Task input:
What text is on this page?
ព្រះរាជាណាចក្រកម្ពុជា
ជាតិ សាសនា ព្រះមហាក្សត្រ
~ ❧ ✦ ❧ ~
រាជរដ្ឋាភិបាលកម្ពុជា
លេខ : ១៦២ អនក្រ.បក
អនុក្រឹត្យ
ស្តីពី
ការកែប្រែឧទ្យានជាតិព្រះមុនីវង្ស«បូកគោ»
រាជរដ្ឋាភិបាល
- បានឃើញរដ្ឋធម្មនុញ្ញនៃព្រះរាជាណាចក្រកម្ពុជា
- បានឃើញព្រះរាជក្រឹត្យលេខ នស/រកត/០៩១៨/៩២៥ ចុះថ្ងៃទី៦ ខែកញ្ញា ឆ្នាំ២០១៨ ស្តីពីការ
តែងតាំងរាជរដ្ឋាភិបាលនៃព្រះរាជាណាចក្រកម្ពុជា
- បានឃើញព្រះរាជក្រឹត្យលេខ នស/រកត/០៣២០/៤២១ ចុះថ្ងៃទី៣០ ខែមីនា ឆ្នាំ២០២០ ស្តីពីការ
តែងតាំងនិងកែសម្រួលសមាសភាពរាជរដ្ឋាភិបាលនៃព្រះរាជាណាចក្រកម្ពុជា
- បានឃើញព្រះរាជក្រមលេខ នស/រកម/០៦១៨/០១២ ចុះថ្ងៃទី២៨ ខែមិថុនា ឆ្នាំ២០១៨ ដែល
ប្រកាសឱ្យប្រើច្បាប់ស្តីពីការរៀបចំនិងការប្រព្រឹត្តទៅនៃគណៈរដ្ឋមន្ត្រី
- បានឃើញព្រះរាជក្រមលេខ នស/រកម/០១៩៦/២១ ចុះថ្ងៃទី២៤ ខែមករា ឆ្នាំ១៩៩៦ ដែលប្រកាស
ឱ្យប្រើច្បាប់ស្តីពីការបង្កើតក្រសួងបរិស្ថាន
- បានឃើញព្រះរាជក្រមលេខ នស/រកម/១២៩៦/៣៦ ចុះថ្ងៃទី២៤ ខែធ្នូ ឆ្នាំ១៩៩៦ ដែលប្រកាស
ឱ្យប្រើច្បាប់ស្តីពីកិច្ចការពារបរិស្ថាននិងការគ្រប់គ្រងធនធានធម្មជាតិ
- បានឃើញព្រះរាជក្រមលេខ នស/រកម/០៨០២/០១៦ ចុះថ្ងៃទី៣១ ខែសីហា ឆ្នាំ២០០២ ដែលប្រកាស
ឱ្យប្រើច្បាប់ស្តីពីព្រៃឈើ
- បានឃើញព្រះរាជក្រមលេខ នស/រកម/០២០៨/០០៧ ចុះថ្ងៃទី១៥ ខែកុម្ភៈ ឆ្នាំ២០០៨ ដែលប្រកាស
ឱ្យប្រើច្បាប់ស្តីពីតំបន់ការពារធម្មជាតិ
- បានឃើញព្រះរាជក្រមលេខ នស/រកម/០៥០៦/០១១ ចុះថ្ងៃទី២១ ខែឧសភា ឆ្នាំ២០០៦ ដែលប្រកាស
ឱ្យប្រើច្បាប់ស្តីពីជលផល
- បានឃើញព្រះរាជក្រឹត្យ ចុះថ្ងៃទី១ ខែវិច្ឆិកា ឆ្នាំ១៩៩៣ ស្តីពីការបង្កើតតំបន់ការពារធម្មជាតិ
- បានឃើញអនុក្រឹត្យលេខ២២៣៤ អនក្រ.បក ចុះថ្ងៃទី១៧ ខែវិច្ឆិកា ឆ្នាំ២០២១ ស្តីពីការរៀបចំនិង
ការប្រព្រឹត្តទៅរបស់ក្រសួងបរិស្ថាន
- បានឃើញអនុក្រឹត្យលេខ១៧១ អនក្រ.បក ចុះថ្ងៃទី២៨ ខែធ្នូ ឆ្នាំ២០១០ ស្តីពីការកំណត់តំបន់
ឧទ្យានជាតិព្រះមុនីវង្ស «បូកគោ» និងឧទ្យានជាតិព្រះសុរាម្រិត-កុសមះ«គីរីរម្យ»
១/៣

Set problem:
Give back all the records exactly as they stand.

Completed task:
What text is on this page?
ព្រះរាជាណាចក្រកម្ពុជា
ជាតិ សាសនា ព្រះមហាក្សត្រ
~ ❧ ✦ ❧ ~
រាជរដ្ឋាភិបាលកម្ពុជា
លេខ : ១៦២ អនក្រ.បក
អនុក្រឹត្យ
ស្តីពី
ការកែប្រែឧទ្យានជាតិព្រះមុនីវង្ស«បូកគោ»
រាជរដ្ឋាភិបាល
- បានឃើញរដ្ឋធម្មនុញ្ញនៃព្រះរាជាណាចក្រកម្ពុជា
- បានឃើញព្រះរាជក្រឹត្យលេខ នស/រកត/០៩១៨/៩២៥ ចុះថ្ងៃទី៦ ខែកញ្ញា ឆ្នាំ២០១៨ ស្តីពីការ
តែងតាំងរាជរដ្ឋាភិបាលនៃព្រះរាជាណាចក្រកម្ពុជា
- បានឃើញព្រះរាជក្រឹត្យលេខ នស/រកត/០៣២០/៤២១ ចុះថ្ងៃទី៣០ ខែមីនា ឆ្នាំ២០២០ ស្តីពីការ
តែងតាំងនិងកែសម្រួលសមាសភាពរាជរដ្ឋាភិបាលនៃព្រះរាជាណាចក្រកម្ពុជា
- បានឃើញព្រះរាជក្រមលេខ នស/រកម/០៦១៨/០១២ ចុះថ្ងៃទី២៨ ខែមិថុនា ឆ្នាំ២០១៨ ដែល
ប្រកាសឱ្យប្រើច្បាប់ស្តីពីការរៀបចំនិងការប្រព្រឹត្តទៅនៃគណៈរដ្ឋមន្ត្រី
- បានឃើញព្រះរាជក្រមលេខ នស/រកម/០១៩៦/២១ ចុះថ្ងៃទី២៤ ខែមករា ឆ្នាំ១៩៩៦ ដែលប្រកាស
ឱ្យប្រើច្បាប់ស្តីពីការបង្កើតក្រសួងបរិស្ថាន
- បានឃើញព្រះរាជក្រមលេខ នស/រកម/១២៩៦/៣៦ ចុះថ្ងៃទី២៤ ខែធ្នូ ឆ្នាំ១៩៩៦ ដែលប្រកាស
ឱ្យប្រើច្បាប់ស្តីពីកិច្ចការពារបរិស្ថាននិងការគ្រប់គ្រងធនធានធម្មជាតិ
- បានឃើញព្រះរាជក្រមលេខ នស/រកម/០៨០២/០១៦ ចុះថ្ងៃទី៣១ ខែសីហា ឆ្នាំ២០០២ ដែលប្រកាស
ឱ្យប្រើច្បាប់ស្តីពីព្រៃឈើ
- បានឃើញព្រះរាជក្រមលេខ នស/រកម/០២០៨/០០៧ ចុះថ្ងៃទី១៥ ខែកុម្ភៈ ឆ្នាំ២០០៨ ដែលប្រកាស
ឱ្យប្រើច្បាប់ស្តីពីតំបន់ការពារធម្មជាតិ
- បានឃើញព្រះរាជក្រមលេខ នស/រកម/០៥០៦/០១១ ចុះថ្ងៃទី២១ ខែឧសភា ឆ្នាំ២០០៦ ដែលប្រកាស
ឱ្យប្រើច្បាប់ស្តីពីជលផល
- បានឃើញព្រះរាជក្រឹត្យ ចុះថ្ងៃទី១ ខែវិច្ឆិកា ឆ្នាំ១៩៩៣ ស្តីពីការបង្កើតតំបន់ការពារធម្មជាតិ
- បានឃើញអនុក្រឹត្យលេខ២២៣៤ អនក្រ.បក ចុះថ្ងៃទី១៧ ខែវិច្ឆិកា ឆ្នាំ២០២១ ស្តីពីការរៀបចំនិង
ការប្រព្រឹត្តទៅរបស់ក្រសួងបរិស្ថាន
- បានឃើញអនុក្រឹត្យលេខ១៧១ អនក្រ.បក ចុះថ្ងៃទី២៨ ខែធ្នូ ឆ្នាំ២០១០ ស្តីពីការកំណត់តំបន់
ឧទ្យានជាតិព្រះមុនីវង្ស «បូកគោ» និងឧទ្យានជាតិព្រះសុរាម្រិត-កុសមះ«គីរីរម្យ»
១/៣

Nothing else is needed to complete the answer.